> **SUPPLIED ENTRIES**:
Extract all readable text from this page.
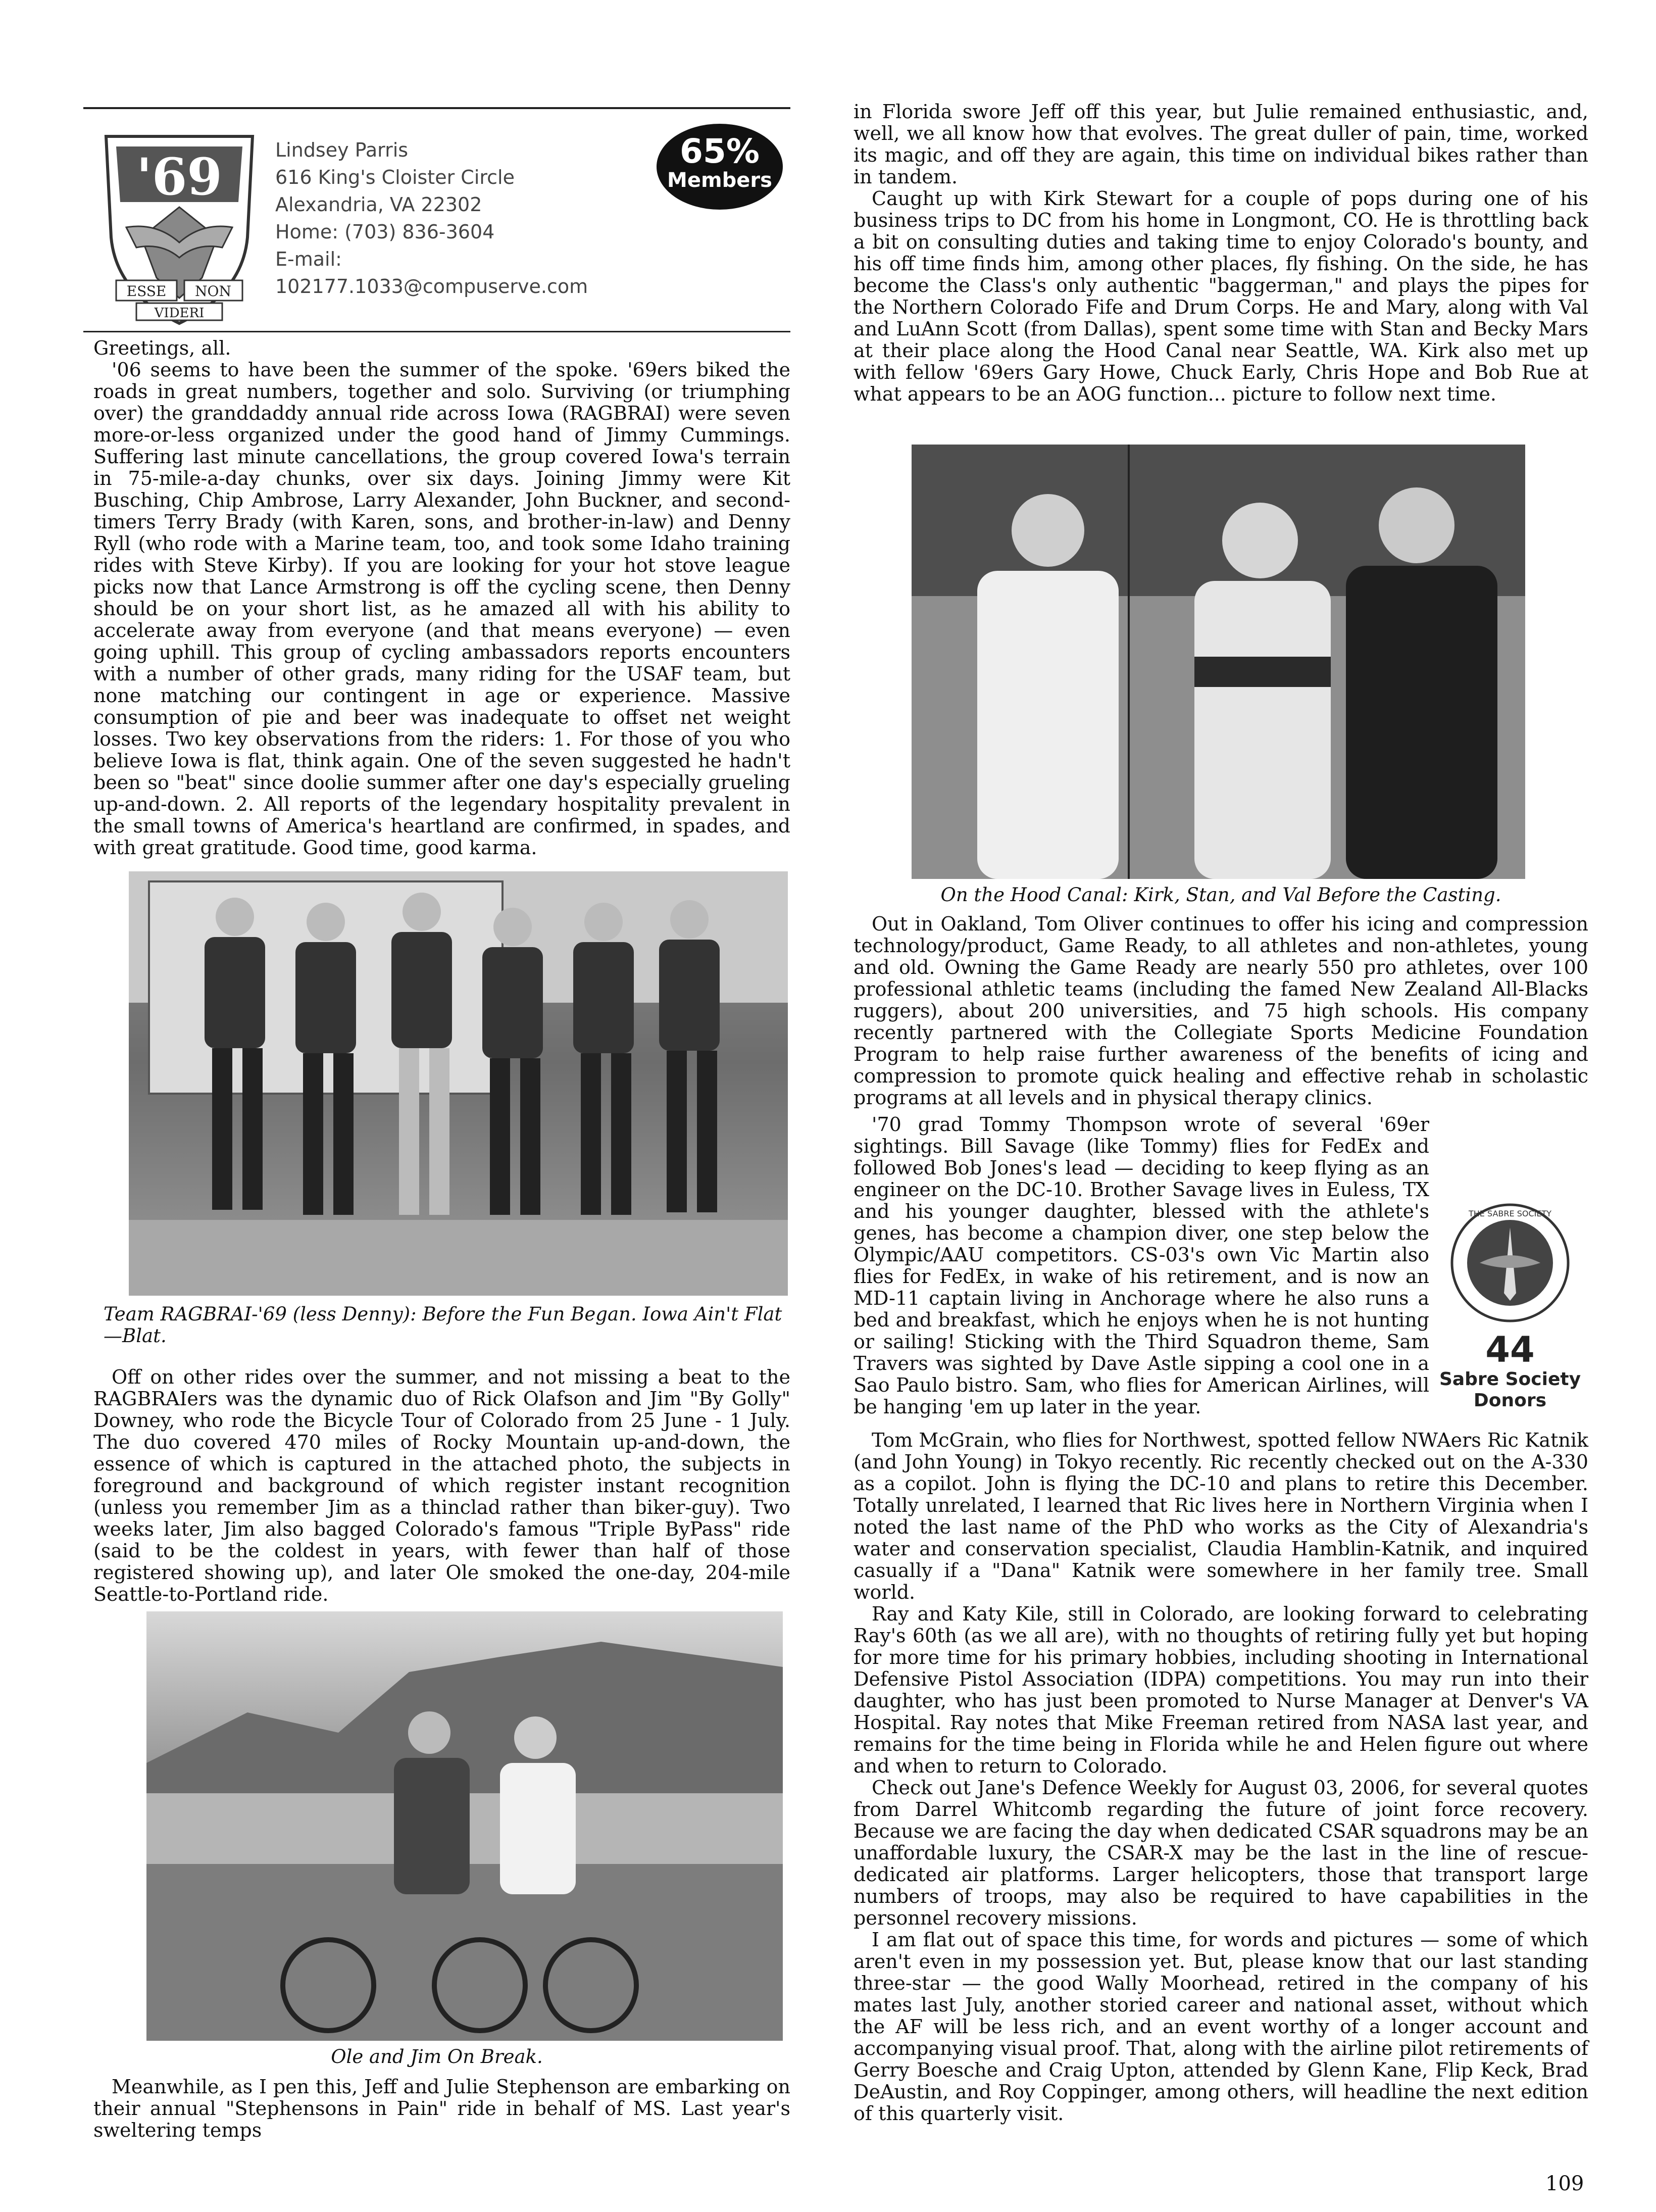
'69
ESSE NON
VIDERI
Lindsey Parris
616 King's Cloister Circle
Alexandria, VA 22302
Home: (703) 836-3604
E-mail:
102177.1033@compuserve.com
65%
Members

Greetings, all.

'06 seems to have been the summer of the spoke. '69ers biked the roads in great numbers, together and solo. Surviving (or triumphing over) the granddaddy annual ride across Iowa (RAGBRAI) were seven more-or-less organized under the good hand of Jimmy Cummings. Suffering last minute cancellations, the group covered Iowa's terrain in 75-mile-a-day chunks, over six days. Joining Jimmy were Kit Busching, Chip Ambrose, Larry Alexander, John Buckner, and second-timers Terry Brady (with Karen, sons, and brother-in-law) and Denny Ryll (who rode with a Marine team, too, and took some Idaho training rides with Steve Kirby). If you are looking for your hot stove league picks now that Lance Armstrong is off the cycling scene, then Denny should be on your short list, as he amazed all with his ability to accelerate away from everyone (and that means everyone) — even going uphill. This group of cycling ambassadors reports encounters with a number of other grads, many riding for the USAF team, but none matching our contingent in age or experience. Massive consumption of pie and beer was inadequate to offset net weight losses. Two key observations from the riders: 1. For those of you who believe Iowa is flat, think again. One of the seven suggested he hadn't been so "beat" since doolie summer after one day's especially grueling up-and-down. 2. All reports of the legendary hospitality prevalent in the small towns of America's heartland are confirmed, in spades, and with great gratitude. Good time, good karma.

Team RAGBRAI-'69 (less Denny): Before the Fun Began. Iowa Ain't Flat—Blat.

Off on other rides over the summer, and not missing a beat to the RAGBRAIers was the dynamic duo of Rick Olafson and Jim "By Golly" Downey, who rode the Bicycle Tour of Colorado from 25 June - 1 July. The duo covered 470 miles of Rocky Mountain up-and-down, the essence of which is captured in the attached photo, the subjects in foreground and background of which register instant recognition (unless you remember Jim as a thinclad rather than biker-guy). Two weeks later, Jim also bagged Colorado's famous "Triple ByPass" ride (said to be the coldest in years, with fewer than half of those registered showing up), and later Ole smoked the one-day, 204-mile Seattle-to-Portland ride.

Ole and Jim On Break.

Meanwhile, as I pen this, Jeff and Julie Stephenson are embarking on their annual "Stephensons in Pain" ride in behalf of MS. Last year's sweltering temps

in Florida swore Jeff off this year, but Julie remained enthusiastic, and, well, we all know how that evolves. The great duller of pain, time, worked its magic, and off they are again, this time on individual bikes rather than in tandem.

Caught up with Kirk Stewart for a couple of pops during one of his business trips to DC from his home in Longmont, CO. He is throttling back a bit on consulting duties and taking time to enjoy Colorado's bounty, and his off time finds him, among other places, fly fishing. On the side, he has become the Class's only authentic "baggerman," and plays the pipes for the Northern Colorado Fife and Drum Corps. He and Mary, along with Val and LuAnn Scott (from Dallas), spent some time with Stan and Becky Mars at their place along the Hood Canal near Seattle, WA. Kirk also met up with fellow '69ers Gary Howe, Chuck Early, Chris Hope and Bob Rue at what appears to be an AOG function... picture to follow next time.

On the Hood Canal: Kirk, Stan, and Val Before the Casting.

Out in Oakland, Tom Oliver continues to offer his icing and compression technology/product, Game Ready, to all athletes and non-athletes, young and old. Owning the Game Ready are nearly 550 pro athletes, over 100 professional athletic teams (including the famed New Zealand All-Blacks ruggers), about 200 universities, and 75 high schools. His company recently partnered with the Collegiate Sports Medicine Foundation Program to help raise further awareness of the benefits of icing and compression to promote quick healing and effective rehab in scholastic programs at all levels and in physical therapy clinics.

'70 grad Tommy Thompson wrote of several '69er sightings. Bill Savage (like Tommy) flies for FedEx and followed Bob Jones's lead — deciding to keep flying as an engineer on the DC-10. Brother Savage lives in Euless, TX and his younger daughter, blessed with the athlete's genes, has become a champion diver, one step below the Olympic/AAU competitors. CS-03's own Vic Martin also flies for FedEx, in wake of his retirement, and is now an MD-11 captain living in Anchorage where he also runs a bed and breakfast, which he enjoys when he is not hunting or sailing! Sticking with the Third Squadron theme, Sam Travers was sighted by Dave Astle sipping a cool one in a Sao Paulo bistro. Sam, who flies for American Airlines, will be hanging 'em up later in the year.

THE SABRE SOCIETY
44
Sabre Society
Donors

Tom McGrain, who flies for Northwest, spotted fellow NWAers Ric Katnik (and John Young) in Tokyo recently. Ric recently checked out on the A-330 as a copilot. John is flying the DC-10 and plans to retire this December. Totally unrelated, I learned that Ric lives here in Northern Virginia when I noted the last name of the PhD who works as the City of Alexandria's water and conservation specialist, Claudia Hamblin-Katnik, and inquired casually if a "Dana" Katnik were somewhere in her family tree. Small world.

Ray and Katy Kile, still in Colorado, are looking forward to celebrating Ray's 60th (as we all are), with no thoughts of retiring fully yet but hoping for more time for his primary hobbies, including shooting in International Defensive Pistol Association (IDPA) competitions. You may run into their daughter, who has just been promoted to Nurse Manager at Denver's VA Hospital. Ray notes that Mike Freeman retired from NASA last year, and remains for the time being in Florida while he and Helen figure out where and when to return to Colorado.

Check out Jane's Defence Weekly for August 03, 2006, for several quotes from Darrel Whitcomb regarding the future of joint force recovery. Because we are facing the day when dedicated CSAR squadrons may be an unaffordable luxury, the CSAR-X may be the last in the line of rescue-dedicated air platforms. Larger helicopters, those that transport large numbers of troops, may also be required to have capabilities in the personnel recovery missions.

I am flat out of space this time, for words and pictures — some of which aren't even in my possession yet. But, please know that our last standing three-star — the good Wally Moorhead, retired in the company of his mates last July, another storied career and national asset, without which the AF will be less rich, and an event worthy of a longer account and accompanying visual proof. That, along with the airline pilot retirements of Gerry Boesche and Craig Upton, attended by Glenn Kane, Flip Keck, Brad DeAustin, and Roy Coppinger, among others, will headline the next edition of this quarterly visit.

109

> **TASK DESCRIPTION**:
Word for word, return the records shown above without their pictures.

> **ANSWER TO THE EXERCISE**:
Extract all readable text from this page.
'69
ESSE NON
VIDERI
Lindsey Parris
616 King's Cloister Circle
Alexandria, VA 22302
Home: (703) 836-3604
E-mail:
102177.1033@compuserve.com
65%
Members

Greetings, all.

'06 seems to have been the summer of the spoke. '69ers biked the roads in great numbers, together and solo. Surviving (or triumphing over) the granddaddy annual ride across Iowa (RAGBRAI) were seven more-or-less organized under the good hand of Jimmy Cummings. Suffering last minute cancellations, the group covered Iowa's terrain in 75-mile-a-day chunks, over six days. Joining Jimmy were Kit Busching, Chip Ambrose, Larry Alexander, John Buckner, and second-timers Terry Brady (with Karen, sons, and brother-in-law) and Denny Ryll (who rode with a Marine team, too, and took some Idaho training rides with Steve Kirby). If you are looking for your hot stove league picks now that Lance Armstrong is off the cycling scene, then Denny should be on your short list, as he amazed all with his ability to accelerate away from everyone (and that means everyone) — even going uphill. This group of cycling ambassadors reports encounters with a number of other grads, many riding for the USAF team, but none matching our contingent in age or experience. Massive consumption of pie and beer was inadequate to offset net weight losses. Two key observations from the riders: 1. For those of you who believe Iowa is flat, think again. One of the seven suggested he hadn't been so "beat" since doolie summer after one day's especially grueling up-and-down. 2. All reports of the legendary hospitality prevalent in the small towns of America's heartland are confirmed, in spades, and with great gratitude. Good time, good karma.

Team RAGBRAI-'69 (less Denny): Before the Fun Began. Iowa Ain't Flat—Blat.

Off on other rides over the summer, and not missing a beat to the RAGBRAIers was the dynamic duo of Rick Olafson and Jim "By Golly" Downey, who rode the Bicycle Tour of Colorado from 25 June - 1 July. The duo covered 470 miles of Rocky Mountain up-and-down, the essence of which is captured in the attached photo, the subjects in foreground and background of which register instant recognition (unless you remember Jim as a thinclad rather than biker-guy). Two weeks later, Jim also bagged Colorado's famous "Triple ByPass" ride (said to be the coldest in years, with fewer than half of those registered showing up), and later Ole smoked the one-day, 204-mile Seattle-to-Portland ride.

Ole and Jim On Break.

Meanwhile, as I pen this, Jeff and Julie Stephenson are embarking on their annual "Stephensons in Pain" ride in behalf of MS. Last year's sweltering temps

in Florida swore Jeff off this year, but Julie remained enthusiastic, and, well, we all know how that evolves. The great duller of pain, time, worked its magic, and off they are again, this time on individual bikes rather than in tandem.

Caught up with Kirk Stewart for a couple of pops during one of his business trips to DC from his home in Longmont, CO. He is throttling back a bit on consulting duties and taking time to enjoy Colorado's bounty, and his off time finds him, among other places, fly fishing. On the side, he has become the Class's only authentic "baggerman," and plays the pipes for the Northern Colorado Fife and Drum Corps. He and Mary, along with Val and LuAnn Scott (from Dallas), spent some time with Stan and Becky Mars at their place along the Hood Canal near Seattle, WA. Kirk also met up with fellow '69ers Gary Howe, Chuck Early, Chris Hope and Bob Rue at what appears to be an AOG function... picture to follow next time.

On the Hood Canal: Kirk, Stan, and Val Before the Casting.

Out in Oakland, Tom Oliver continues to offer his icing and compression technology/product, Game Ready, to all athletes and non-athletes, young and old. Owning the Game Ready are nearly 550 pro athletes, over 100 professional athletic teams (including the famed New Zealand All-Blacks ruggers), about 200 universities, and 75 high schools. His company recently partnered with the Collegiate Sports Medicine Foundation Program to help raise further awareness of the benefits of icing and compression to promote quick healing and effective rehab in scholastic programs at all levels and in physical therapy clinics.

'70 grad Tommy Thompson wrote of several '69er sightings. Bill Savage (like Tommy) flies for FedEx and followed Bob Jones's lead — deciding to keep flying as an engineer on the DC-10. Brother Savage lives in Euless, TX and his younger daughter, blessed with the athlete's genes, has become a champion diver, one step below the Olympic/AAU competitors. CS-03's own Vic Martin also flies for FedEx, in wake of his retirement, and is now an MD-11 captain living in Anchorage where he also runs a bed and breakfast, which he enjoys when he is not hunting or sailing! Sticking with the Third Squadron theme, Sam Travers was sighted by Dave Astle sipping a cool one in a Sao Paulo bistro. Sam, who flies for American Airlines, will be hanging 'em up later in the year.

THE SABRE SOCIETY
44
Sabre Society
Donors

Tom McGrain, who flies for Northwest, spotted fellow NWAers Ric Katnik (and John Young) in Tokyo recently. Ric recently checked out on the A-330 as a copilot. John is flying the DC-10 and plans to retire this December. Totally unrelated, I learned that Ric lives here in Northern Virginia when I noted the last name of the PhD who works as the City of Alexandria's water and conservation specialist, Claudia Hamblin-Katnik, and inquired casually if a "Dana" Katnik were somewhere in her family tree. Small world.

Ray and Katy Kile, still in Colorado, are looking forward to celebrating Ray's 60th (as we all are), with no thoughts of retiring fully yet but hoping for more time for his primary hobbies, including shooting in International Defensive Pistol Association (IDPA) competitions. You may run into their daughter, who has just been promoted to Nurse Manager at Denver's VA Hospital. Ray notes that Mike Freeman retired from NASA last year, and remains for the time being in Florida while he and Helen figure out where and when to return to Colorado.

Check out Jane's Defence Weekly for August 03, 2006, for several quotes from Darrel Whitcomb regarding the future of joint force recovery. Because we are facing the day when dedicated CSAR squadrons may be an unaffordable luxury, the CSAR-X may be the last in the line of rescue-dedicated air platforms. Larger helicopters, those that transport large numbers of troops, may also be required to have capabilities in the personnel recovery missions.

I am flat out of space this time, for words and pictures — some of which aren't even in my possession yet. But, please know that our last standing three-star — the good Wally Moorhead, retired in the company of his mates last July, another storied career and national asset, without which the AF will be less rich, and an event worthy of a longer account and accompanying visual proof. That, along with the airline pilot retirements of Gerry Boesche and Craig Upton, attended by Glenn Kane, Flip Keck, Brad DeAustin, and Roy Coppinger, among others, will headline the next edition of this quarterly visit.

109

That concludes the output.